| WHAT IS REQUIRED |
Identify and pull out each line of the entries in which "ylabel" occurs.
^^^^
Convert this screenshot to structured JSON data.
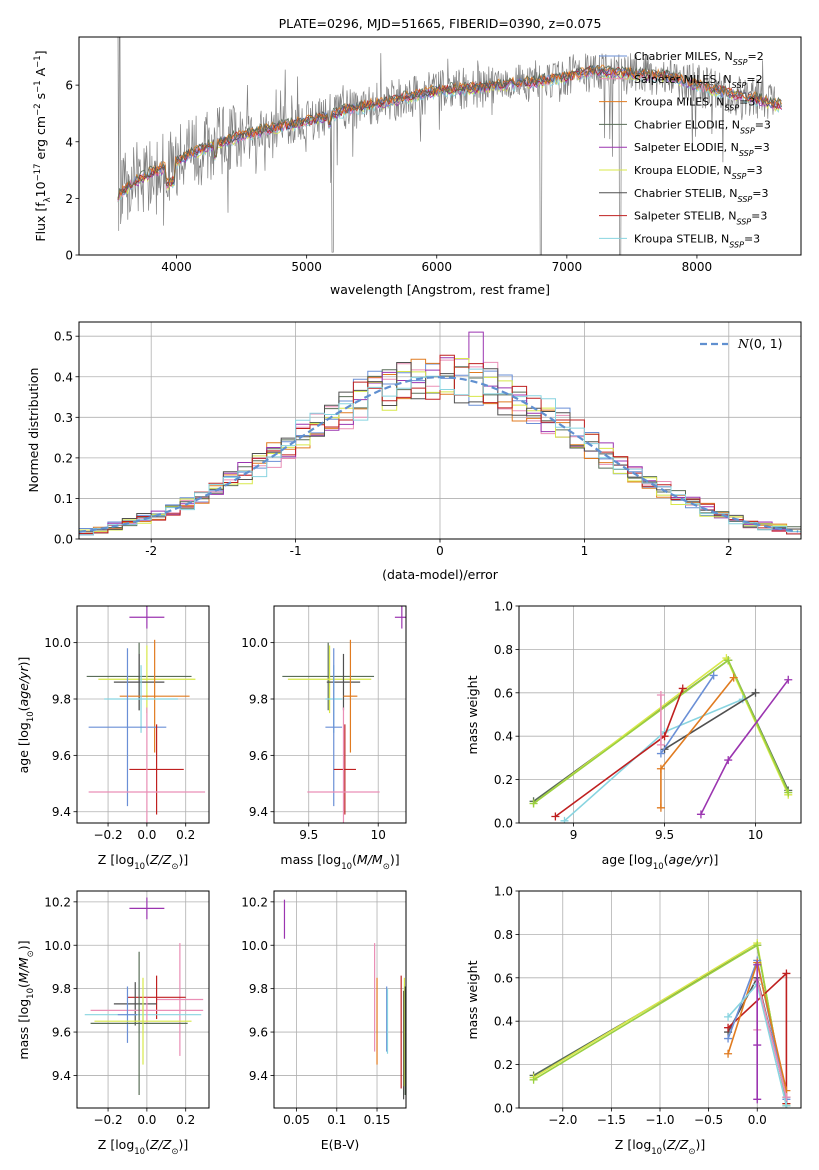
{
  "colors": {
    "Chabrier MILES": "#6a8fd6",
    "Salpeter MILES": "#ea8fb6",
    "Kroupa MILES": "#e07b20",
    "Chabrier ELODIE": "#5a6e58",
    "Salpeter ELODIE": "#9b35b0",
    "Kroupa ELODIE": "#d8e84a",
    "Chabrier STELIB": "#505050",
    "Salpeter STELIB": "#bf2020",
    "Kroupa STELIB": "#88d4e0",
    "extra_green": "#9ad040",
    "data": "#808080",
    "normal": "#6090d0"
  },
  "chart_data": [
    {
      "id": "spectrum",
      "type": "line",
      "title": "PLATE=0296, MJD=51665, FIBERID=0390, z=0.075",
      "xlabel": "wavelength [Angstrom, rest frame]",
      "ylabel": "Flux [f_λ 10^-17 erg cm^-2 s^-1 A^-1]",
      "xlim": [
        3250,
        8800
      ],
      "ylim": [
        0,
        7.7
      ],
      "xticks": [
        4000,
        5000,
        6000,
        7000,
        8000
      ],
      "yticks": [
        0,
        2,
        4,
        6
      ],
      "legend_position": "right",
      "legend": [
        {
          "model": "Chabrier MILES",
          "n": "2"
        },
        {
          "model": "Salpeter MILES",
          "n": "2"
        },
        {
          "model": "Kroupa MILES",
          "n": "3"
        },
        {
          "model": "Chabrier ELODIE",
          "n": "3"
        },
        {
          "model": "Salpeter ELODIE",
          "n": "3"
        },
        {
          "model": "Kroupa ELODIE",
          "n": "3"
        },
        {
          "model": "Chabrier STELIB",
          "n": "3"
        },
        {
          "model": "Salpeter STELIB",
          "n": "3"
        },
        {
          "model": "Kroupa STELIB",
          "n": "3"
        }
      ],
      "continuum": [
        [
          3550,
          2.1
        ],
        [
          3650,
          2.5
        ],
        [
          3800,
          2.9
        ],
        [
          3950,
          3.15
        ],
        [
          4100,
          3.55
        ],
        [
          4300,
          3.95
        ],
        [
          4500,
          4.2
        ],
        [
          4700,
          4.45
        ],
        [
          5000,
          4.7
        ],
        [
          5300,
          5.1
        ],
        [
          5600,
          5.4
        ],
        [
          6000,
          5.8
        ],
        [
          6300,
          5.9
        ],
        [
          6600,
          6.05
        ],
        [
          6900,
          6.2
        ],
        [
          7200,
          6.5
        ],
        [
          7500,
          6.4
        ],
        [
          7800,
          6.3
        ],
        [
          8100,
          5.85
        ],
        [
          8400,
          5.6
        ],
        [
          8600,
          5.3
        ]
      ]
    },
    {
      "id": "residuals",
      "type": "line",
      "xlabel": "(data-model)/error",
      "ylabel": "Normed distribution",
      "xlim": [
        -2.5,
        2.5
      ],
      "ylim": [
        0,
        0.535
      ],
      "xticks": [
        -2,
        -1,
        0,
        1,
        2
      ],
      "yticks": [
        0.0,
        0.1,
        0.2,
        0.3,
        0.4,
        0.5
      ],
      "grid": true,
      "legend_position": "top-right",
      "series": [
        {
          "name": "N(0,1)",
          "style": "dashed"
        }
      ],
      "histogram_bin_width": 0.1,
      "histogram_note": "nine model histograms scattered around the normal curve"
    },
    {
      "id": "age_vs_Z",
      "type": "scatter",
      "xlabel": "Z [log10(Z/Z_sun)]",
      "ylabel": "age [log10(age/yr)]",
      "xlim": [
        -0.36,
        0.32
      ],
      "ylim": [
        9.36,
        10.13
      ],
      "xticks": [
        -0.2,
        0.0,
        0.2
      ],
      "xticklabels": [
        "−0.2",
        "0.0",
        "0.2"
      ],
      "yticks": [
        9.4,
        9.6,
        9.8,
        10.0
      ],
      "grid": true,
      "points": [
        {
          "model": "Salpeter ELODIE",
          "x": 0.0,
          "y": 10.09,
          "xe": 0.09,
          "ye": 0.04
        },
        {
          "model": "Chabrier ELODIE",
          "x": -0.04,
          "y": 9.88,
          "xe": 0.27,
          "ye": 0.12
        },
        {
          "model": "Kroupa ELODIE",
          "x": 0.0,
          "y": 9.87,
          "xe": 0.25,
          "ye": 0.12
        },
        {
          "model": "Chabrier STELIB",
          "x": -0.04,
          "y": 9.86,
          "xe": 0.13,
          "ye": 0.1
        },
        {
          "model": "Kroupa MILES",
          "x": 0.04,
          "y": 9.81,
          "xe": 0.18,
          "ye": 0.2
        },
        {
          "model": "Kroupa STELIB",
          "x": -0.03,
          "y": 9.8,
          "xe": 0.19,
          "ye": 0.12
        },
        {
          "model": "Chabrier MILES",
          "x": -0.1,
          "y": 9.7,
          "xe": 0.2,
          "ye": 0.28
        },
        {
          "model": "Salpeter STELIB",
          "x": 0.05,
          "y": 9.55,
          "xe": 0.14,
          "ye": 0.16
        },
        {
          "model": "Salpeter MILES",
          "x": 0.0,
          "y": 9.47,
          "xe": 0.3,
          "ye": 0.3
        }
      ]
    },
    {
      "id": "age_vs_mass",
      "type": "scatter",
      "xlabel": "mass [log10(M/M_sun)]",
      "xlim": [
        9.25,
        10.2
      ],
      "ylim": [
        9.36,
        10.13
      ],
      "xticks": [
        9.5,
        10.0
      ],
      "yticks": [
        9.4,
        9.6,
        9.8,
        10.0
      ],
      "grid": true,
      "points": [
        {
          "model": "Salpeter ELODIE",
          "x": 10.17,
          "y": 10.09,
          "xe": 0.05,
          "ye": 0.04
        },
        {
          "model": "Chabrier ELODIE",
          "x": 9.64,
          "y": 9.88,
          "xe": 0.33,
          "ye": 0.12
        },
        {
          "model": "Kroupa ELODIE",
          "x": 9.65,
          "y": 9.87,
          "xe": 0.3,
          "ye": 0.12
        },
        {
          "model": "Chabrier STELIB",
          "x": 9.75,
          "y": 9.86,
          "xe": 0.12,
          "ye": 0.1
        },
        {
          "model": "Kroupa MILES",
          "x": 9.8,
          "y": 9.81,
          "xe": 0.05,
          "ye": 0.2
        },
        {
          "model": "Kroupa STELIB",
          "x": 9.68,
          "y": 9.8,
          "xe": 0.06,
          "ye": 0.12
        },
        {
          "model": "Chabrier MILES",
          "x": 9.68,
          "y": 9.7,
          "xe": 0.06,
          "ye": 0.28
        },
        {
          "model": "Salpeter STELIB",
          "x": 9.76,
          "y": 9.55,
          "xe": 0.08,
          "ye": 0.16
        },
        {
          "model": "Salpeter MILES",
          "x": 9.75,
          "y": 9.47,
          "xe": 0.26,
          "ye": 0.3
        }
      ]
    },
    {
      "id": "weight_vs_age",
      "type": "line",
      "xlabel": "age [log10(age/yr)]",
      "ylabel": "mass weight",
      "xlim": [
        8.7,
        10.25
      ],
      "ylim": [
        0,
        1.0
      ],
      "xticks": [
        9.0,
        9.5,
        10.0
      ],
      "yticks": [
        0.0,
        0.2,
        0.4,
        0.6,
        0.8,
        1.0
      ],
      "grid": true,
      "series": [
        {
          "model": "Chabrier ELODIE",
          "points": [
            [
              8.78,
              0.1
            ],
            [
              9.85,
              0.75
            ],
            [
              10.18,
              0.15
            ]
          ]
        },
        {
          "model": "Kroupa ELODIE",
          "points": [
            [
              8.78,
              0.09
            ],
            [
              9.84,
              0.76
            ],
            [
              10.18,
              0.13
            ]
          ]
        },
        {
          "model": "extra_green",
          "points": [
            [
              8.78,
              0.09
            ],
            [
              9.85,
              0.75
            ],
            [
              10.18,
              0.14
            ]
          ]
        },
        {
          "model": "Kroupa STELIB",
          "points": [
            [
              8.95,
              0.01
            ],
            [
              9.5,
              0.42
            ],
            [
              9.93,
              0.57
            ]
          ]
        },
        {
          "model": "Chabrier STELIB",
          "points": [
            [
              9.5,
              0.34
            ],
            [
              10.0,
              0.6
            ]
          ]
        },
        {
          "model": "Salpeter STELIB",
          "points": [
            [
              8.9,
              0.03
            ],
            [
              9.5,
              0.4
            ],
            [
              9.6,
              0.62
            ]
          ]
        },
        {
          "model": "Chabrier MILES",
          "points": [
            [
              9.48,
              0.32
            ],
            [
              9.77,
              0.68
            ]
          ]
        },
        {
          "model": "Salpeter MILES",
          "points": [
            [
              9.48,
              0.36
            ],
            [
              9.48,
              0.59
            ]
          ]
        },
        {
          "model": "Kroupa MILES",
          "points": [
            [
              9.48,
              0.07
            ],
            [
              9.48,
              0.25
            ],
            [
              9.88,
              0.67
            ]
          ]
        },
        {
          "model": "Salpeter ELODIE",
          "points": [
            [
              9.7,
              0.04
            ],
            [
              9.85,
              0.29
            ],
            [
              10.18,
              0.66
            ]
          ]
        }
      ]
    },
    {
      "id": "mass_vs_Z",
      "type": "scatter",
      "xlabel": "Z [log10(Z/Z_sun)]",
      "ylabel": "mass [log10(M/M_sun)]",
      "xlim": [
        -0.36,
        0.32
      ],
      "ylim": [
        9.25,
        10.25
      ],
      "xticks": [
        -0.2,
        0.0,
        0.2
      ],
      "xticklabels": [
        "−0.2",
        "0.0",
        "0.2"
      ],
      "yticks": [
        9.4,
        9.6,
        9.8,
        10.0,
        10.2
      ],
      "grid": true,
      "points": [
        {
          "model": "Salpeter ELODIE",
          "x": 0.0,
          "y": 10.17,
          "xe": 0.09,
          "ye": 0.05
        },
        {
          "model": "Salpeter MILES",
          "x": 0.17,
          "y": 9.75,
          "xe": 0.12,
          "ye": 0.26
        },
        {
          "model": "Salpeter STELIB",
          "x": 0.05,
          "y": 9.76,
          "xe": 0.15,
          "ye": 0.1
        },
        {
          "model": "Chabrier STELIB",
          "x": -0.06,
          "y": 9.73,
          "xe": 0.11,
          "ye": 0.1
        },
        {
          "model": "Kroupa STELIB",
          "x": -0.02,
          "y": 9.68,
          "xe": 0.3,
          "ye": 0.07
        },
        {
          "model": "Salpeter MILES",
          "x": 0.0,
          "y": 9.7,
          "xe": 0.29,
          "ye": 0.06
        },
        {
          "model": "Chabrier MILES",
          "x": -0.1,
          "y": 9.68,
          "xe": 0.05,
          "ye": 0.13
        },
        {
          "model": "Chabrier ELODIE",
          "x": -0.04,
          "y": 9.64,
          "xe": 0.25,
          "ye": 0.33
        },
        {
          "model": "Kroupa ELODIE",
          "x": -0.02,
          "y": 9.65,
          "xe": 0.25,
          "ye": 0.2
        }
      ]
    },
    {
      "id": "mass_vs_ebv",
      "type": "scatter",
      "xlabel": "E(B-V)",
      "xlim": [
        0.022,
        0.186
      ],
      "ylim": [
        9.25,
        10.25
      ],
      "xticks": [
        0.05,
        0.1,
        0.15
      ],
      "yticks": [
        9.4,
        9.6,
        9.8,
        10.0,
        10.2
      ],
      "grid": true,
      "points": [
        {
          "model": "Salpeter ELODIE",
          "x": 0.035,
          "y": 10.12,
          "ye": 0.09
        },
        {
          "model": "Salpeter MILES",
          "x": 0.147,
          "y": 9.76,
          "ye": 0.25
        },
        {
          "model": "Kroupa MILES",
          "x": 0.15,
          "y": 9.65,
          "ye": 0.2
        },
        {
          "model": "Chabrier MILES",
          "x": 0.162,
          "y": 9.66,
          "ye": 0.15
        },
        {
          "model": "Kroupa STELIB",
          "x": 0.163,
          "y": 9.65,
          "ye": 0.15
        },
        {
          "model": "Salpeter STELIB",
          "x": 0.18,
          "y": 9.6,
          "ye": 0.26
        },
        {
          "model": "Chabrier STELIB",
          "x": 0.183,
          "y": 9.54,
          "ye": 0.25
        },
        {
          "model": "Kroupa ELODIE",
          "x": 0.184,
          "y": 9.6,
          "ye": 0.25
        },
        {
          "model": "Chabrier ELODIE",
          "x": 0.185,
          "y": 9.56,
          "ye": 0.25
        }
      ]
    },
    {
      "id": "weight_vs_Z",
      "type": "line",
      "xlabel": "Z [log10(Z/Z_sun)]",
      "ylabel": "mass weight",
      "xlim": [
        -2.45,
        0.45
      ],
      "ylim": [
        0,
        1.0
      ],
      "xticks": [
        -2.0,
        -1.5,
        -1.0,
        -0.5,
        0.0
      ],
      "xticklabels": [
        "−2.0",
        "−1.5",
        "−1.0",
        "−0.5",
        "0.0"
      ],
      "yticks": [
        0.0,
        0.2,
        0.4,
        0.6,
        0.8,
        1.0
      ],
      "grid": true,
      "series": [
        {
          "model": "Chabrier ELODIE",
          "points": [
            [
              -2.3,
              0.15
            ],
            [
              0.0,
              0.75
            ],
            [
              0.3,
              0.02
            ]
          ]
        },
        {
          "model": "Kroupa ELODIE",
          "points": [
            [
              -2.3,
              0.14
            ],
            [
              0.0,
              0.76
            ],
            [
              0.3,
              0.01
            ]
          ]
        },
        {
          "model": "extra_green",
          "points": [
            [
              -2.3,
              0.13
            ],
            [
              0.0,
              0.75
            ],
            [
              0.3,
              0.02
            ]
          ]
        },
        {
          "model": "Chabrier STELIB",
          "points": [
            [
              -0.3,
              0.35
            ],
            [
              0.0,
              0.6
            ],
            [
              0.3,
              0.05
            ]
          ]
        },
        {
          "model": "Salpeter STELIB",
          "points": [
            [
              -0.3,
              0.37
            ],
            [
              0.3,
              0.62
            ],
            [
              0.3,
              0.02
            ]
          ]
        },
        {
          "model": "Chabrier MILES",
          "points": [
            [
              -0.3,
              0.32
            ],
            [
              0.0,
              0.68
            ],
            [
              0.3,
              0.04
            ]
          ]
        },
        {
          "model": "Kroupa MILES",
          "points": [
            [
              -0.3,
              0.25
            ],
            [
              0.0,
              0.67
            ],
            [
              0.3,
              0.08
            ]
          ]
        },
        {
          "model": "Kroupa STELIB",
          "points": [
            [
              -0.3,
              0.42
            ],
            [
              0.0,
              0.57
            ],
            [
              0.3,
              0.01
            ]
          ]
        },
        {
          "model": "Salpeter MILES",
          "points": [
            [
              0.0,
              0.36
            ],
            [
              0.0,
              0.59
            ],
            [
              0.3,
              0.05
            ]
          ]
        },
        {
          "model": "Salpeter ELODIE",
          "points": [
            [
              0.0,
              0.04
            ],
            [
              0.0,
              0.29
            ],
            [
              0.0,
              0.66
            ]
          ]
        }
      ]
    }
  ]
}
^^^^
| FINISHED TASK |
      "ylabel": "Flux [f_λ 10^-17 erg cm^-2 s^-1 A^-1]",
      "ylabel": "Normed distribution",
      "ylabel": "age [log10(age/yr)]",
      "ylabel": "mass weight",
      "ylabel": "mass [log10(M/M_sun)]",
      "ylabel": "mass weight",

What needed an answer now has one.